### Given exercise:
Find all lines in the records that include the word "this", and copy them out.

### Supplied records

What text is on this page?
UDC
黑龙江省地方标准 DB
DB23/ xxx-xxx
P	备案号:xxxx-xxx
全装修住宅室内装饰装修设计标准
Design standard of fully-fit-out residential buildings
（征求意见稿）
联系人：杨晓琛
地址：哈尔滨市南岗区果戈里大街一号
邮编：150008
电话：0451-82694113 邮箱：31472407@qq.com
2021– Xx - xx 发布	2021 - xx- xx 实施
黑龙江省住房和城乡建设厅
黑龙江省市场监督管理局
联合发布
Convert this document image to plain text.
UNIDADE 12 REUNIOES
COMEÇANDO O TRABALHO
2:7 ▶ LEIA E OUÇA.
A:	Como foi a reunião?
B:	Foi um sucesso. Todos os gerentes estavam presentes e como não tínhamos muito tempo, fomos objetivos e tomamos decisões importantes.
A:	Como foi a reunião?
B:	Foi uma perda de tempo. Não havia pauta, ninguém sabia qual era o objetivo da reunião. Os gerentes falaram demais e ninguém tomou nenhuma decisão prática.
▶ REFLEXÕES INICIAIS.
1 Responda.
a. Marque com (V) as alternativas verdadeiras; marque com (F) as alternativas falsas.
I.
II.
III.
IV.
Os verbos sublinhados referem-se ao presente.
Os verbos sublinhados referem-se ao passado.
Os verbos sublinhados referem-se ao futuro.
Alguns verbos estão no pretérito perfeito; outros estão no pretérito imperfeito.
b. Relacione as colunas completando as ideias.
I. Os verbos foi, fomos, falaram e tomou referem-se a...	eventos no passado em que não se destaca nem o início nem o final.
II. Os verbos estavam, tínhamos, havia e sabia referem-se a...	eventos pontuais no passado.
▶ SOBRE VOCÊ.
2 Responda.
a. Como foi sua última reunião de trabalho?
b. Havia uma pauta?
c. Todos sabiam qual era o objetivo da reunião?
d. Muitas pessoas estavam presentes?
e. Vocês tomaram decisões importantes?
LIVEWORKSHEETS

######

### Answer below:
What text is on this page?
Convert this document image to plain text.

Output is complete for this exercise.